-- Begin Provided records --
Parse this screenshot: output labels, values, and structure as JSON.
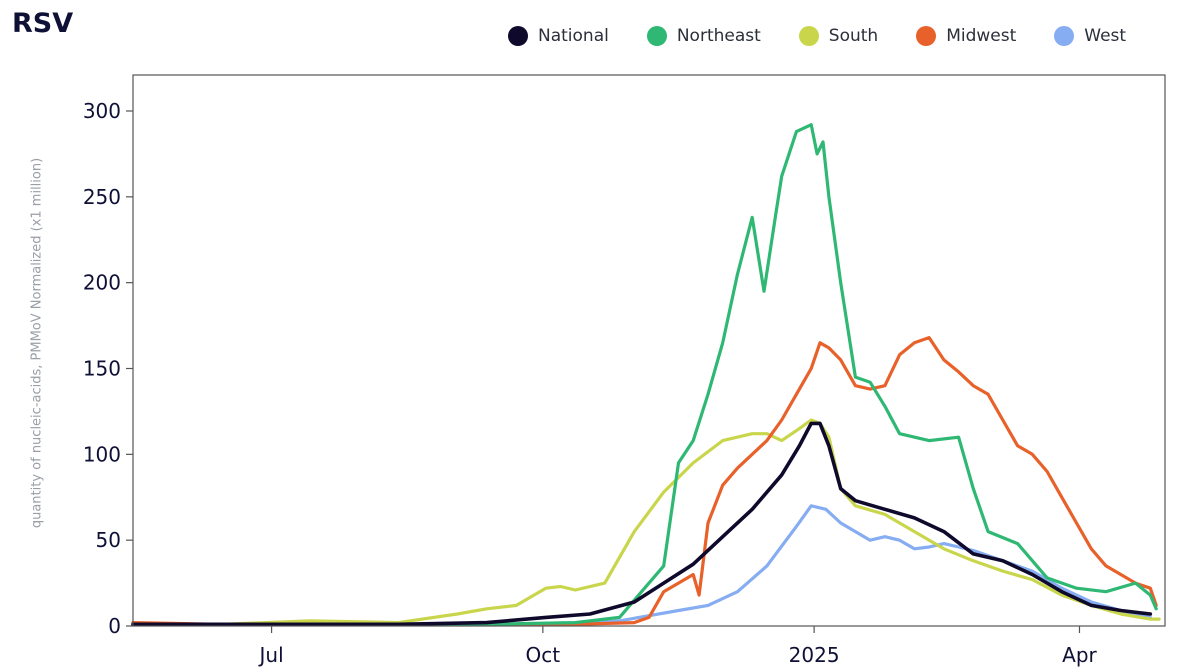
{
  "title": "RSV",
  "legend": [
    {
      "label": "National",
      "color": "#0f0a2c"
    },
    {
      "label": "Northeast",
      "color": "#2fb874"
    },
    {
      "label": "South",
      "color": "#c9d64c"
    },
    {
      "label": "Midwest",
      "color": "#e8612a"
    },
    {
      "label": "West",
      "color": "#86acf2"
    }
  ],
  "chart_data": {
    "type": "line",
    "title": "RSV",
    "xlabel": "",
    "ylabel": "quantity of nucleic-acids, PMMoV Normalized (x1 million)",
    "x_unit": "days since 2024-05-15",
    "xlim": [
      0,
      350
    ],
    "ylim": [
      0,
      300
    ],
    "y_ticks": [
      0,
      50,
      100,
      150,
      200,
      250,
      300
    ],
    "x_ticks": [
      {
        "label": "Jul",
        "x": 47
      },
      {
        "label": "Oct",
        "x": 139
      },
      {
        "label": "2025",
        "x": 231
      },
      {
        "label": "Apr",
        "x": 321
      }
    ],
    "series": [
      {
        "name": "National",
        "color": "#0f0a2c",
        "x": [
          0,
          30,
          60,
          90,
          120,
          140,
          155,
          170,
          180,
          190,
          200,
          210,
          220,
          226,
          230,
          233,
          236,
          240,
          245,
          255,
          265,
          275,
          285,
          295,
          305,
          315,
          325,
          335,
          345
        ],
        "y": [
          1,
          1,
          1,
          1,
          2,
          5,
          7,
          14,
          25,
          36,
          52,
          68,
          88,
          105,
          118,
          118,
          105,
          80,
          73,
          68,
          63,
          55,
          42,
          38,
          30,
          20,
          12,
          9,
          7
        ]
      },
      {
        "name": "Northeast",
        "color": "#2fb874",
        "x": [
          0,
          30,
          60,
          90,
          120,
          150,
          165,
          180,
          185,
          190,
          195,
          200,
          205,
          210,
          214,
          218,
          220,
          225,
          230,
          232,
          234,
          236,
          240,
          245,
          250,
          255,
          260,
          270,
          280,
          285,
          290,
          300,
          310,
          320,
          330,
          340,
          345,
          347
        ],
        "y": [
          1,
          1,
          1,
          1,
          1,
          2,
          5,
          35,
          95,
          108,
          135,
          165,
          205,
          238,
          195,
          240,
          262,
          288,
          292,
          275,
          282,
          250,
          200,
          145,
          142,
          128,
          112,
          108,
          110,
          80,
          55,
          48,
          28,
          22,
          20,
          25,
          18,
          10
        ]
      },
      {
        "name": "South",
        "color": "#c9d64c",
        "x": [
          0,
          30,
          60,
          90,
          110,
          120,
          130,
          140,
          145,
          150,
          160,
          170,
          180,
          190,
          200,
          210,
          215,
          220,
          226,
          230,
          233,
          236,
          240,
          245,
          255,
          265,
          275,
          285,
          295,
          305,
          315,
          325,
          335,
          345,
          348
        ],
        "y": [
          1,
          1,
          3,
          2,
          7,
          10,
          12,
          22,
          23,
          21,
          25,
          55,
          78,
          95,
          108,
          112,
          112,
          108,
          115,
          120,
          118,
          110,
          80,
          70,
          65,
          55,
          45,
          38,
          32,
          27,
          18,
          12,
          7,
          4,
          4
        ]
      },
      {
        "name": "Midwest",
        "color": "#e8612a",
        "x": [
          0,
          30,
          60,
          90,
          120,
          150,
          170,
          175,
          180,
          190,
          192,
          195,
          200,
          205,
          210,
          215,
          220,
          225,
          230,
          233,
          236,
          240,
          245,
          250,
          255,
          260,
          265,
          270,
          275,
          280,
          285,
          290,
          295,
          300,
          305,
          310,
          315,
          320,
          325,
          330,
          335,
          340,
          345,
          347
        ],
        "y": [
          2,
          1,
          1,
          1,
          1,
          1,
          2,
          5,
          20,
          30,
          18,
          60,
          82,
          92,
          100,
          108,
          120,
          135,
          150,
          165,
          162,
          155,
          140,
          138,
          140,
          158,
          165,
          168,
          155,
          148,
          140,
          135,
          120,
          105,
          100,
          90,
          75,
          60,
          45,
          35,
          30,
          25,
          22,
          12
        ]
      },
      {
        "name": "West",
        "color": "#86acf2",
        "x": [
          0,
          30,
          60,
          90,
          120,
          150,
          165,
          175,
          185,
          195,
          205,
          215,
          225,
          230,
          235,
          240,
          245,
          250,
          255,
          260,
          265,
          270,
          275,
          280,
          285,
          295,
          305,
          315,
          325,
          335,
          345
        ],
        "y": [
          1,
          1,
          1,
          1,
          1,
          1,
          3,
          6,
          9,
          12,
          20,
          35,
          58,
          70,
          68,
          60,
          55,
          50,
          52,
          50,
          45,
          46,
          48,
          46,
          44,
          38,
          32,
          22,
          14,
          9,
          5
        ]
      }
    ]
  }
}
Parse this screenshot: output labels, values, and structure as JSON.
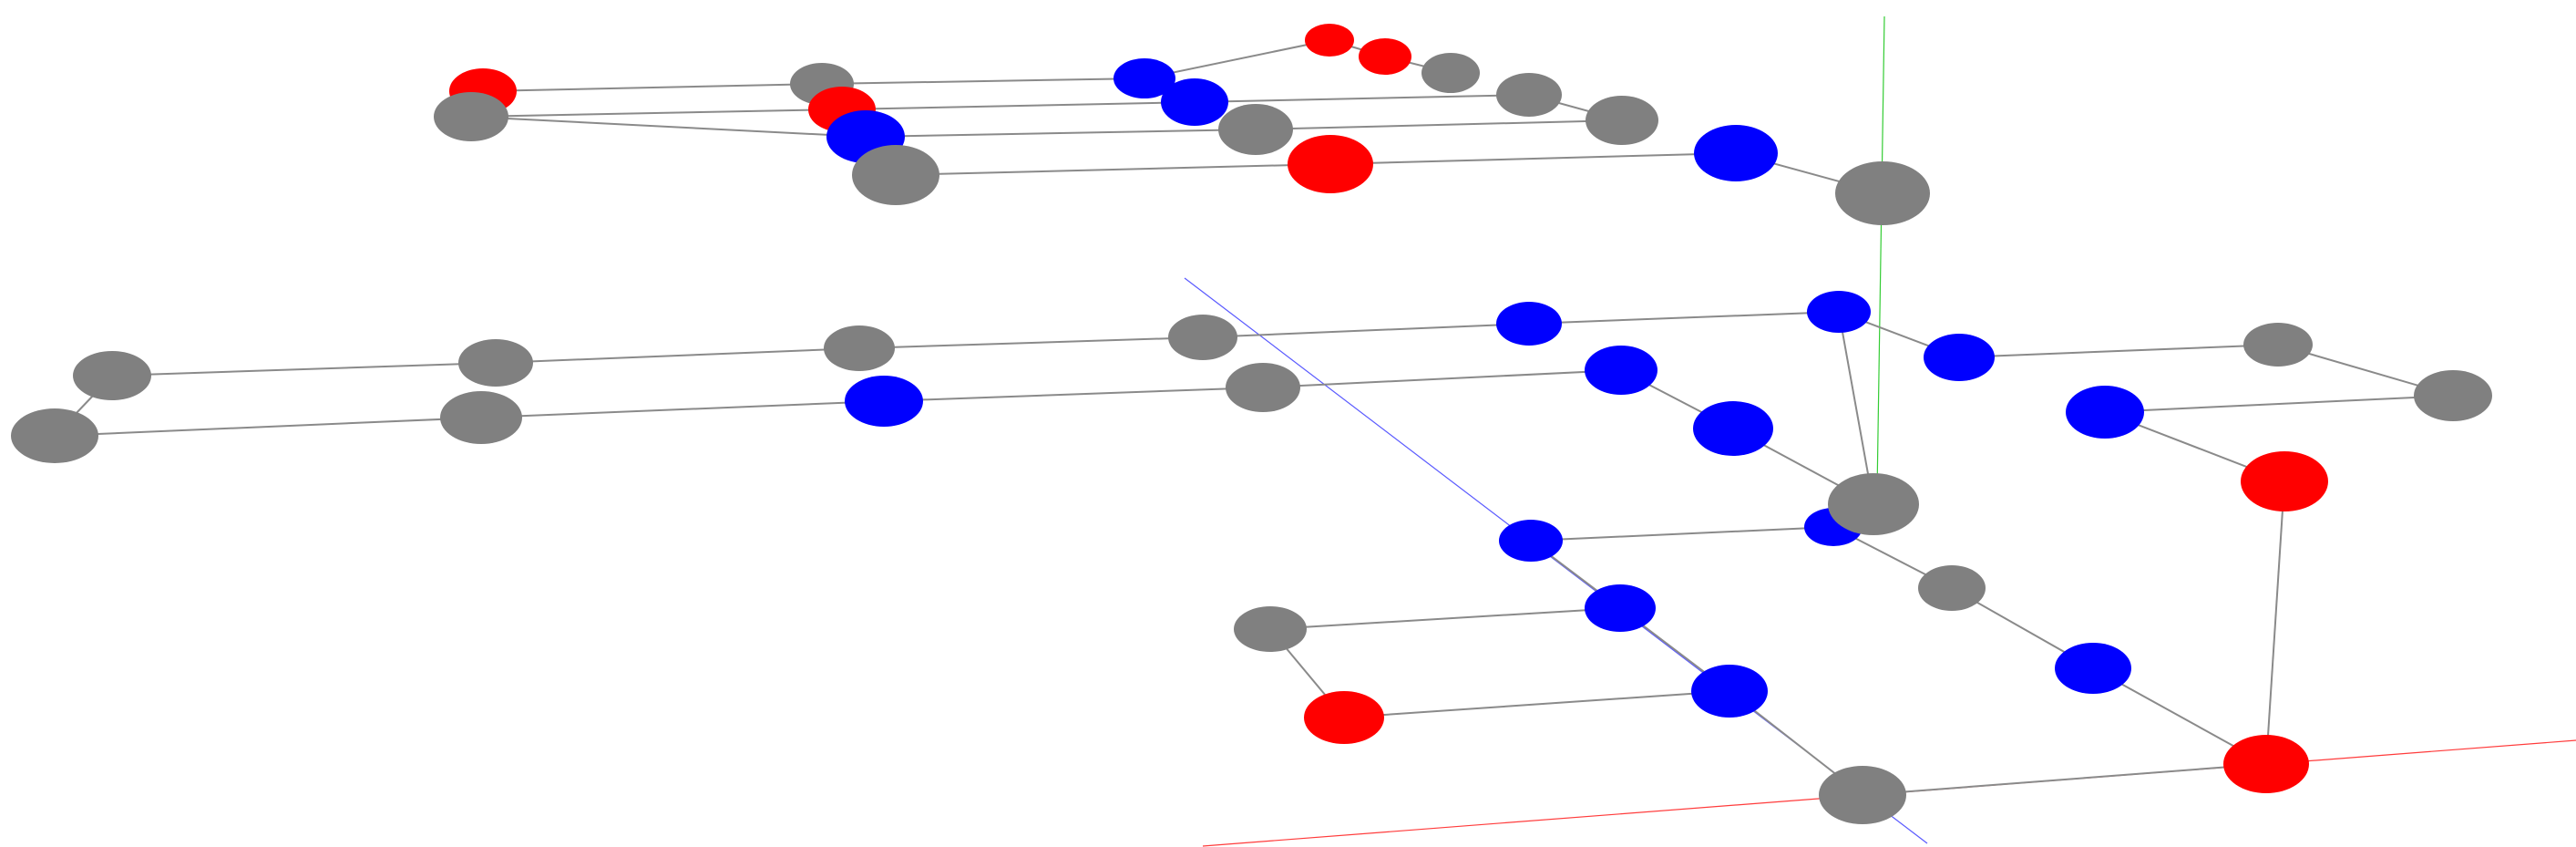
{
  "viewer": {
    "type": "3d-molecular-viewer",
    "background": "#ffffff",
    "axes": [
      {
        "name": "x-axis",
        "color": "#ff3b3b"
      },
      {
        "name": "y-axis",
        "color": "#33cc33"
      },
      {
        "name": "z-axis",
        "color": "#5a5aff"
      }
    ],
    "bond_color": "#8a8a8a",
    "element_colors": {
      "carbon": "#808080",
      "nitrogen": "#0000ff",
      "oxygen": "#ff0000"
    },
    "counts": {
      "atoms": 51,
      "carbon": 25,
      "nitrogen": 17,
      "oxygen": 9
    }
  }
}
-- End Provided records --
**Direction**
Reproduce the records, all of them, word for word; omit the pictures.

**Solution below**
Parse this screenshot: output labels, values, and structure as JSON.
{
  "title": "RSV",
  "legend": [
    {
      "label": "National",
      "color": "#0f0a2c"
    },
    {
      "label": "Northeast",
      "color": "#2fb874"
    },
    {
      "label": "South",
      "color": "#c9d64c"
    },
    {
      "label": "Midwest",
      "color": "#e8612a"
    },
    {
      "label": "West",
      "color": "#86acf2"
    }
  ],
  "chart_data": {
    "type": "line",
    "title": "RSV",
    "xlabel": "",
    "ylabel": "quantity of nucleic-acids, PMMoV Normalized (x1 million)",
    "x_unit": "days since 2024-05-15",
    "xlim": [
      0,
      350
    ],
    "ylim": [
      0,
      300
    ],
    "y_ticks": [
      0,
      50,
      100,
      150,
      200,
      250,
      300
    ],
    "x_ticks": [
      {
        "label": "Jul",
        "x": 47
      },
      {
        "label": "Oct",
        "x": 139
      },
      {
        "label": "2025",
        "x": 231
      },
      {
        "label": "Apr",
        "x": 321
      }
    ],
    "series": [
      {
        "name": "National",
        "color": "#0f0a2c",
        "x": [
          0,
          30,
          60,
          90,
          120,
          140,
          155,
          170,
          180,
          190,
          200,
          210,
          220,
          226,
          230,
          233,
          236,
          240,
          245,
          255,
          265,
          275,
          285,
          295,
          305,
          315,
          325,
          335,
          345
        ],
        "y": [
          1,
          1,
          1,
          1,
          2,
          5,
          7,
          14,
          25,
          36,
          52,
          68,
          88,
          105,
          118,
          118,
          105,
          80,
          73,
          68,
          63,
          55,
          42,
          38,
          30,
          20,
          12,
          9,
          7
        ]
      },
      {
        "name": "Northeast",
        "color": "#2fb874",
        "x": [
          0,
          30,
          60,
          90,
          120,
          150,
          165,
          180,
          185,
          190,
          195,
          200,
          205,
          210,
          214,
          218,
          220,
          225,
          230,
          232,
          234,
          236,
          240,
          245,
          250,
          255,
          260,
          270,
          280,
          285,
          290,
          300,
          310,
          320,
          330,
          340,
          345,
          347
        ],
        "y": [
          1,
          1,
          1,
          1,
          1,
          2,
          5,
          35,
          95,
          108,
          135,
          165,
          205,
          238,
          195,
          240,
          262,
          288,
          292,
          275,
          282,
          250,
          200,
          145,
          142,
          128,
          112,
          108,
          110,
          80,
          55,
          48,
          28,
          22,
          20,
          25,
          18,
          10
        ]
      },
      {
        "name": "South",
        "color": "#c9d64c",
        "x": [
          0,
          30,
          60,
          90,
          110,
          120,
          130,
          140,
          145,
          150,
          160,
          170,
          180,
          190,
          200,
          210,
          215,
          220,
          226,
          230,
          233,
          236,
          240,
          245,
          255,
          265,
          275,
          285,
          295,
          305,
          315,
          325,
          335,
          345,
          348
        ],
        "y": [
          1,
          1,
          3,
          2,
          7,
          10,
          12,
          22,
          23,
          21,
          25,
          55,
          78,
          95,
          108,
          112,
          112,
          108,
          115,
          120,
          118,
          110,
          80,
          70,
          65,
          55,
          45,
          38,
          32,
          27,
          18,
          12,
          7,
          4,
          4
        ]
      },
      {
        "name": "Midwest",
        "color": "#e8612a",
        "x": [
          0,
          30,
          60,
          90,
          120,
          150,
          170,
          175,
          180,
          190,
          192,
          195,
          200,
          205,
          210,
          215,
          220,
          225,
          230,
          233,
          236,
          240,
          245,
          250,
          255,
          260,
          265,
          270,
          275,
          280,
          285,
          290,
          295,
          300,
          305,
          310,
          315,
          320,
          325,
          330,
          335,
          340,
          345,
          347
        ],
        "y": [
          2,
          1,
          1,
          1,
          1,
          1,
          2,
          5,
          20,
          30,
          18,
          60,
          82,
          92,
          100,
          108,
          120,
          135,
          150,
          165,
          162,
          155,
          140,
          138,
          140,
          158,
          165,
          168,
          155,
          148,
          140,
          135,
          120,
          105,
          100,
          90,
          75,
          60,
          45,
          35,
          30,
          25,
          22,
          12
        ]
      },
      {
        "name": "West",
        "color": "#86acf2",
        "x": [
          0,
          30,
          60,
          90,
          120,
          150,
          165,
          175,
          185,
          195,
          205,
          215,
          225,
          230,
          235,
          240,
          245,
          250,
          255,
          260,
          265,
          270,
          275,
          280,
          285,
          295,
          305,
          315,
          325,
          335,
          345
        ],
        "y": [
          1,
          1,
          1,
          1,
          1,
          1,
          3,
          6,
          9,
          12,
          20,
          35,
          58,
          70,
          68,
          60,
          55,
          50,
          52,
          50,
          45,
          46,
          48,
          46,
          44,
          38,
          32,
          22,
          14,
          9,
          5
        ]
      }
    ]
  }
}
Parse this screenshot: output labels, values, and structure as JSON.
{
  "viewer": {
    "type": "3d-molecular-viewer",
    "background": "#ffffff",
    "axes": [
      {
        "name": "x-axis",
        "color": "#ff3b3b"
      },
      {
        "name": "y-axis",
        "color": "#33cc33"
      },
      {
        "name": "z-axis",
        "color": "#5a5aff"
      }
    ],
    "bond_color": "#8a8a8a",
    "element_colors": {
      "carbon": "#808080",
      "nitrogen": "#0000ff",
      "oxygen": "#ff0000"
    },
    "counts": {
      "atoms": 51,
      "carbon": 25,
      "nitrogen": 17,
      "oxygen": 9
    }
  }
}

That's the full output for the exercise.